Records from a data source:
=======
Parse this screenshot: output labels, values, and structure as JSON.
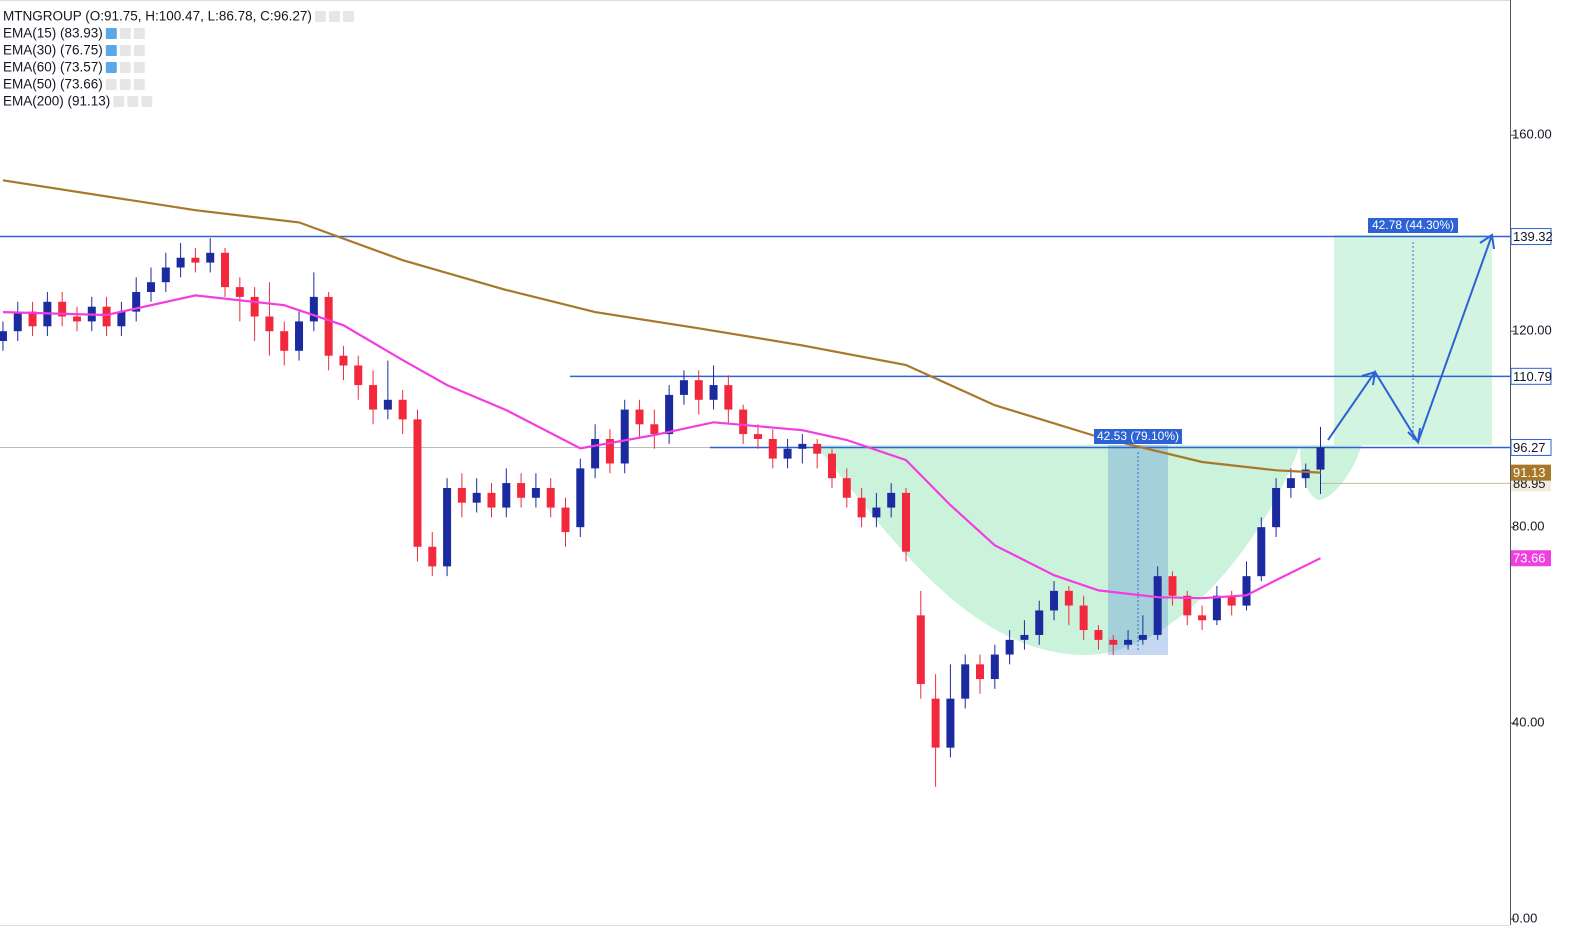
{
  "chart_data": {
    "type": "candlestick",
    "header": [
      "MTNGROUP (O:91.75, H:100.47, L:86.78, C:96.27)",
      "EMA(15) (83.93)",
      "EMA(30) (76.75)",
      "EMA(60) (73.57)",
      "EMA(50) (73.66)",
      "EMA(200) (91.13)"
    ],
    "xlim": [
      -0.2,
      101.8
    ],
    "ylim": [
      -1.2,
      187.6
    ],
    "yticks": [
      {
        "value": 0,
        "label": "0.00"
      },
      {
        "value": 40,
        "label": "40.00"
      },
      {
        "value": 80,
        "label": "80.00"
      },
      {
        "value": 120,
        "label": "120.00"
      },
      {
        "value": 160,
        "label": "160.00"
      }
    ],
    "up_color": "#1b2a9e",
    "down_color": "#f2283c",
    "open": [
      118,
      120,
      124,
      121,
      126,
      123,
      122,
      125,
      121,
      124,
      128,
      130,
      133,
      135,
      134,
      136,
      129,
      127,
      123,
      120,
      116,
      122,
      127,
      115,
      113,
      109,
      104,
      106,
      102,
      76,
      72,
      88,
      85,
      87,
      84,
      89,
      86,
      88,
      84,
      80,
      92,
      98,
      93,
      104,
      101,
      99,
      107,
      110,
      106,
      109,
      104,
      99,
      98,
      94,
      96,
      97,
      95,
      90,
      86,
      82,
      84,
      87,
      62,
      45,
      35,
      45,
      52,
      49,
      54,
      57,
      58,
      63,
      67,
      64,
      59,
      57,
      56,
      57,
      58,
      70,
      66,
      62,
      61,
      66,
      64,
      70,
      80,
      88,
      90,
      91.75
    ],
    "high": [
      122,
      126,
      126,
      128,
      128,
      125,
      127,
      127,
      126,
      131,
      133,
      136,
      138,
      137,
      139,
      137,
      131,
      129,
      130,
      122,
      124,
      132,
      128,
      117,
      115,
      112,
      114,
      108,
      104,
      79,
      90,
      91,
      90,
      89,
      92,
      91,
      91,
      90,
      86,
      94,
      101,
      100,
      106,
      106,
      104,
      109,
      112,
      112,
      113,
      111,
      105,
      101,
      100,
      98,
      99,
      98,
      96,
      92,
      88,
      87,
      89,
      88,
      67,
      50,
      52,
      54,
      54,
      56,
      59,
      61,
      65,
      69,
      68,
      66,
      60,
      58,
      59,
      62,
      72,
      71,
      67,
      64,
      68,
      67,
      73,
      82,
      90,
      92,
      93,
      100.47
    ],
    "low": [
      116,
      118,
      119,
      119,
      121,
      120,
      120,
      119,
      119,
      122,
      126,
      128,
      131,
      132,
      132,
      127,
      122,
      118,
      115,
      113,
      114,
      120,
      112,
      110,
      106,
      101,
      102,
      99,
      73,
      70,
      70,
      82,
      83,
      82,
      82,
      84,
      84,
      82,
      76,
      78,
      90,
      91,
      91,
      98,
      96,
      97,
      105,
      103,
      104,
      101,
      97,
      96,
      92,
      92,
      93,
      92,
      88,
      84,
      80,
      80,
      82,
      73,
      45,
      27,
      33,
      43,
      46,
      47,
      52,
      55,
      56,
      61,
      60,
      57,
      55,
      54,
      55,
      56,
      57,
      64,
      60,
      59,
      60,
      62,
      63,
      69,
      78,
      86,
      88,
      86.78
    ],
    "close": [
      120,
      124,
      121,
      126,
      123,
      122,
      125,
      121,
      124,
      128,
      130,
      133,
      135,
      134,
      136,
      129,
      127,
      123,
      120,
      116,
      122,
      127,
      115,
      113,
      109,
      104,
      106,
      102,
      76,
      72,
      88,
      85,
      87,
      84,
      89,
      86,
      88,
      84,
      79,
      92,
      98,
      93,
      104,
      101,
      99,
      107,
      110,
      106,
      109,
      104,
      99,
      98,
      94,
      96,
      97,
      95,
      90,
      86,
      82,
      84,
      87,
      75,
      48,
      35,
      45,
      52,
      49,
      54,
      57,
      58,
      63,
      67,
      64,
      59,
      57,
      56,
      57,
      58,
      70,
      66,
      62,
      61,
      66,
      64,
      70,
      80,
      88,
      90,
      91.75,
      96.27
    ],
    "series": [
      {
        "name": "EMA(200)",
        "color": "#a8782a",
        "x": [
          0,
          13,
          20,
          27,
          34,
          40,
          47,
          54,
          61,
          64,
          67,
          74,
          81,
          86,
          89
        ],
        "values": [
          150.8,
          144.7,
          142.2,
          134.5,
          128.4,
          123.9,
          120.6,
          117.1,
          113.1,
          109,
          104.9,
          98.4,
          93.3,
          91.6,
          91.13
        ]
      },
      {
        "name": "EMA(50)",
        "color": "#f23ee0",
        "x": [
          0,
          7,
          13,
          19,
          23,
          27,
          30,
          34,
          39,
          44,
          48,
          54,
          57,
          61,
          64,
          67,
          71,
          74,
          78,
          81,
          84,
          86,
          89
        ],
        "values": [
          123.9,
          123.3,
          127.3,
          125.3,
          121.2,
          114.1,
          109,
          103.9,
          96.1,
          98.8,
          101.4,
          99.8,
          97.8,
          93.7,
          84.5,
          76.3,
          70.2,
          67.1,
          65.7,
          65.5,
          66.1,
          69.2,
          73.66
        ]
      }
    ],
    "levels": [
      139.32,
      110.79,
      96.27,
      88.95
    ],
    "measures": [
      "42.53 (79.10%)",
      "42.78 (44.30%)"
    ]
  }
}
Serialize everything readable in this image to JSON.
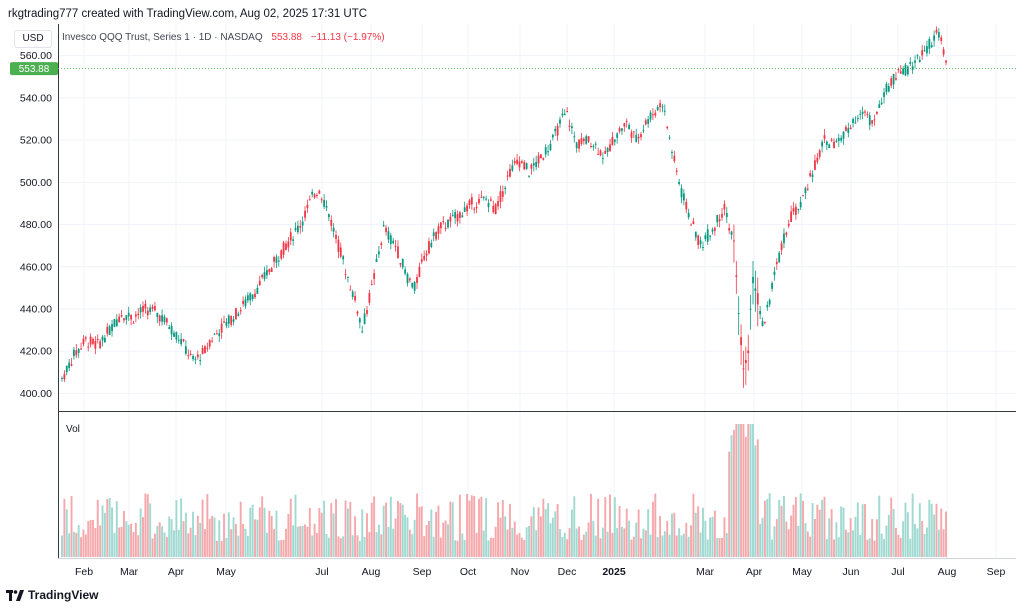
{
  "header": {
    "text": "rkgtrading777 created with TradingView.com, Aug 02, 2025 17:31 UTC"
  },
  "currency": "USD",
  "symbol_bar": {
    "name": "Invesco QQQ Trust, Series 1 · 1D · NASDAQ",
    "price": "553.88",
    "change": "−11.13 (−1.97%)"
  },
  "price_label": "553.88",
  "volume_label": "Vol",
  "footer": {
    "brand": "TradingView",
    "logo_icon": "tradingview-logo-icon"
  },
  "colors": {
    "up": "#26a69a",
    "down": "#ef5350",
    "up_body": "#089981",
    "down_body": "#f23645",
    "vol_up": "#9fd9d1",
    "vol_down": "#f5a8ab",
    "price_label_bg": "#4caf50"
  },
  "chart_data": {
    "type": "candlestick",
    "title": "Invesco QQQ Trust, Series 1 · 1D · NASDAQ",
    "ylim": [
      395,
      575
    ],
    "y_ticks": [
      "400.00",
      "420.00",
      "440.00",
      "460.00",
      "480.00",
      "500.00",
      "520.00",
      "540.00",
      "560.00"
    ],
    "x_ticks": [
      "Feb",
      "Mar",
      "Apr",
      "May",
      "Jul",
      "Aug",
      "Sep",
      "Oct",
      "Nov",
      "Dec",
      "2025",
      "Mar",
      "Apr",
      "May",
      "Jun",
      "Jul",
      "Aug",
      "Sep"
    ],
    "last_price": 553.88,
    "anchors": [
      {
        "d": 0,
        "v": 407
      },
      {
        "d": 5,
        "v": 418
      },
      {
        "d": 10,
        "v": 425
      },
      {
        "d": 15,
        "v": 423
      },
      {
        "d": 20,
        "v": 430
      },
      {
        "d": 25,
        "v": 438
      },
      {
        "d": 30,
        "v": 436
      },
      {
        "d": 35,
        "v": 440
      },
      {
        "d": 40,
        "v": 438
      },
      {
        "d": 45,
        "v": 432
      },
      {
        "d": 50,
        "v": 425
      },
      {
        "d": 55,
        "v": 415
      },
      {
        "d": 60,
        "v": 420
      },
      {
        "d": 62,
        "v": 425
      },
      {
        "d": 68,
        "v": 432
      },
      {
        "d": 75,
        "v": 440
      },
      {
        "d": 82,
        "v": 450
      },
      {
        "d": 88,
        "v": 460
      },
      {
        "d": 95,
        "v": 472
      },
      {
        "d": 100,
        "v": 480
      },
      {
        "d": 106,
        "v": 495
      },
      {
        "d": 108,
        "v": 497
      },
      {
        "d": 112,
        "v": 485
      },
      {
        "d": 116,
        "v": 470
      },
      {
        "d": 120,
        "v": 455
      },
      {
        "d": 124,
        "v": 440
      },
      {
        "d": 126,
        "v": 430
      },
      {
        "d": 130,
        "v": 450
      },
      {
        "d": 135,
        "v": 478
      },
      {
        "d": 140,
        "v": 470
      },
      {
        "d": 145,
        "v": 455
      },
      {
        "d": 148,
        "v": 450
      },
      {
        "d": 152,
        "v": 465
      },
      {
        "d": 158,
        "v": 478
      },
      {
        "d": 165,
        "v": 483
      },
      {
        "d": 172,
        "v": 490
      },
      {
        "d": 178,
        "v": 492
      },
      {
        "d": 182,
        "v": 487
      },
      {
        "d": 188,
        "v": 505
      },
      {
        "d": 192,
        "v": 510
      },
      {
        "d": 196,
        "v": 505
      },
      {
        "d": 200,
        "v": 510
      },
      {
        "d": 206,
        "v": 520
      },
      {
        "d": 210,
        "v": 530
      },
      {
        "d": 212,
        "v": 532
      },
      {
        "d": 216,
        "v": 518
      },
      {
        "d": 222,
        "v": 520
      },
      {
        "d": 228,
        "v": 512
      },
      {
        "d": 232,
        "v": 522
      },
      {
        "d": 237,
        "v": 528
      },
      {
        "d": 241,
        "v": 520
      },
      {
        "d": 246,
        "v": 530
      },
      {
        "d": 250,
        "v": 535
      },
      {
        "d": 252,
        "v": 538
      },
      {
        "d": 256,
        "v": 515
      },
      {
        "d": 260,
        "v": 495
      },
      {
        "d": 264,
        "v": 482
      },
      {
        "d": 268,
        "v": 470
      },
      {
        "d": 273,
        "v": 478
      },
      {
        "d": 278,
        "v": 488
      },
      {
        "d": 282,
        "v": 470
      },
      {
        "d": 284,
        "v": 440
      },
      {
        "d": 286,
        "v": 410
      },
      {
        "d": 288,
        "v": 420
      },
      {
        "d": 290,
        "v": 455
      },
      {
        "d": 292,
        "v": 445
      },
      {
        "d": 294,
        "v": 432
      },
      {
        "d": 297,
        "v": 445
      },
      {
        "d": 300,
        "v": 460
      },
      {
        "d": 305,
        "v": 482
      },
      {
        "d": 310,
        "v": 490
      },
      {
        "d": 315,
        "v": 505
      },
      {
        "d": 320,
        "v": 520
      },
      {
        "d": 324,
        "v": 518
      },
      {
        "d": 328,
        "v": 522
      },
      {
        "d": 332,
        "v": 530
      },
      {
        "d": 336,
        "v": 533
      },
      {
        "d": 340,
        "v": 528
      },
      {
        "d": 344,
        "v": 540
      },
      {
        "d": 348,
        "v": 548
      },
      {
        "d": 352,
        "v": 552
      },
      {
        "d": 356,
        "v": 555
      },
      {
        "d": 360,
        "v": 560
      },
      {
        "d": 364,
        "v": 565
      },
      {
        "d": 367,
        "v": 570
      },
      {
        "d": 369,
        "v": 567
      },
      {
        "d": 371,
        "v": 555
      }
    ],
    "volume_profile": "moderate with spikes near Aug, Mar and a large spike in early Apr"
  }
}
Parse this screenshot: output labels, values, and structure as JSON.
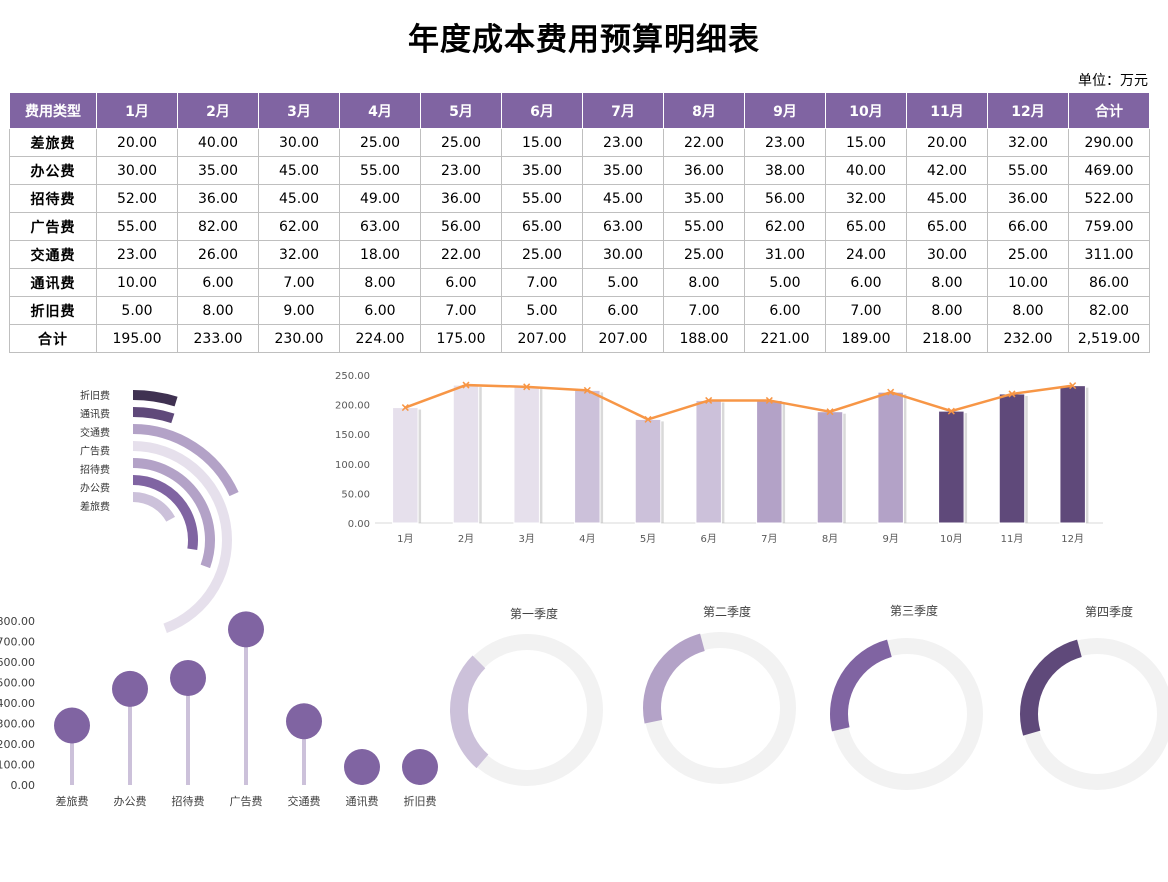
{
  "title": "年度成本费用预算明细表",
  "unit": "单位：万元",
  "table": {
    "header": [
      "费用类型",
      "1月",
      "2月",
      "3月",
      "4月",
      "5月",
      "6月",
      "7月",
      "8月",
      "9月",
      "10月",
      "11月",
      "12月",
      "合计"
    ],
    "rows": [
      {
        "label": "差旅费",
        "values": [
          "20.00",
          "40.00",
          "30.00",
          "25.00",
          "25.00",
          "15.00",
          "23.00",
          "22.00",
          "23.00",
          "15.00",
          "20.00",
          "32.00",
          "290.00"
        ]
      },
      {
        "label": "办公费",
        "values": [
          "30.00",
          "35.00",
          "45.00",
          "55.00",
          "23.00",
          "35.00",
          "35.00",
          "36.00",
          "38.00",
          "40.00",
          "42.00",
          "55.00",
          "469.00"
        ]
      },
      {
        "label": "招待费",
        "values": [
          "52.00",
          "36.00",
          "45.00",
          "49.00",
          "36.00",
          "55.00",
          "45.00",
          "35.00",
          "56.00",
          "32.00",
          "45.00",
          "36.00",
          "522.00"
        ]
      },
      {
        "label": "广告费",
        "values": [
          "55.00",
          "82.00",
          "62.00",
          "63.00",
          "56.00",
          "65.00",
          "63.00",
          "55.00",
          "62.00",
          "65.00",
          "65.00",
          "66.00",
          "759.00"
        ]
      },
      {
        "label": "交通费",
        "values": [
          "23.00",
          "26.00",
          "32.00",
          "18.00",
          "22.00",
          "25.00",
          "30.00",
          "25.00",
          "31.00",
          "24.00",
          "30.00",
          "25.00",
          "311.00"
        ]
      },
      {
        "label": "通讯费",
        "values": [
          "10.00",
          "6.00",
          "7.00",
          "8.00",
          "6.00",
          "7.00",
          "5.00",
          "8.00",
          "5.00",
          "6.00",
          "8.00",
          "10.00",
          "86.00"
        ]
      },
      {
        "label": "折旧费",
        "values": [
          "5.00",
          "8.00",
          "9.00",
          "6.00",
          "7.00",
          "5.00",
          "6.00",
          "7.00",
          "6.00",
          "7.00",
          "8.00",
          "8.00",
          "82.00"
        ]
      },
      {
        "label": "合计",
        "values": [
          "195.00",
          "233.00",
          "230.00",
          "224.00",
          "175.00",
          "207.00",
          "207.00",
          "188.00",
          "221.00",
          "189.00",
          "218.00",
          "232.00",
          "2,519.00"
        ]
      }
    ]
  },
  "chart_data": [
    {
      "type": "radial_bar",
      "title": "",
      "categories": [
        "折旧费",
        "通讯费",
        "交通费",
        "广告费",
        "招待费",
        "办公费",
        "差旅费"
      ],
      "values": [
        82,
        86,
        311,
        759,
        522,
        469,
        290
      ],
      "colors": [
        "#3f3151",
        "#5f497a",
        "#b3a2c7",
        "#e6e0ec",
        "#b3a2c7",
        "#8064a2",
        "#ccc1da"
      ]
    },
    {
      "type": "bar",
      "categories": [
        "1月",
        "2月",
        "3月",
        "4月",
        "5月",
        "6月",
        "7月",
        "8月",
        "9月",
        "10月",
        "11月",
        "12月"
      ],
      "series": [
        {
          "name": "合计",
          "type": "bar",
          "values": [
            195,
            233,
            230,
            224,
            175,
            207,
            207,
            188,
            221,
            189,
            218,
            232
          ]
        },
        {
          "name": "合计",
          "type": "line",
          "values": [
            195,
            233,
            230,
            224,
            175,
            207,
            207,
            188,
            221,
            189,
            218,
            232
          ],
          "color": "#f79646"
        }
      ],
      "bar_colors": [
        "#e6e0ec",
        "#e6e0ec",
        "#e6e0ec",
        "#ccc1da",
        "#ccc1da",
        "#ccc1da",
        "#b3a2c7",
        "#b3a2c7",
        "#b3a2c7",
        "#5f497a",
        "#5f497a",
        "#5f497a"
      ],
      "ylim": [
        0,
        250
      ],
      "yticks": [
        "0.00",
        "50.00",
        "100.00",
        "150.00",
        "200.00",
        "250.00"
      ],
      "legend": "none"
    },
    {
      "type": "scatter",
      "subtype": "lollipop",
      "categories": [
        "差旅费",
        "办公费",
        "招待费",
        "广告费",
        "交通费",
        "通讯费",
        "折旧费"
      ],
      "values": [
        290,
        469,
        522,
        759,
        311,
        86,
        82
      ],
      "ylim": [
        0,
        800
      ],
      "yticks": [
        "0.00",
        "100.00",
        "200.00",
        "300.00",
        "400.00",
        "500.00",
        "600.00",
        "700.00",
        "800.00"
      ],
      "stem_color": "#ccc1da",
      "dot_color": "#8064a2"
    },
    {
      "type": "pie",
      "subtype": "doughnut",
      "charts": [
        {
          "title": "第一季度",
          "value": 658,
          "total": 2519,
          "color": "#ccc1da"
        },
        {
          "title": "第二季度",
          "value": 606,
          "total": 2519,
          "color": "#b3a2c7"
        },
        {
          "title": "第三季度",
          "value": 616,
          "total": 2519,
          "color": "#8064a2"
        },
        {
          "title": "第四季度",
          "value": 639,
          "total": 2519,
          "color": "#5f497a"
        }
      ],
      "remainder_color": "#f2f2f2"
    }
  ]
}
=======
# WHAT YOU NEED TO DO
Within the listing above, find every line containing the string "NASDAQ" and return it.

# SOLUTION FOR THIS TASK
    "name": "Invesco QQQ Trust, Series 1 · 1D · NASDAQ",
    "title": "Invesco QQQ Trust, Series 1 · 1D · NASDAQ",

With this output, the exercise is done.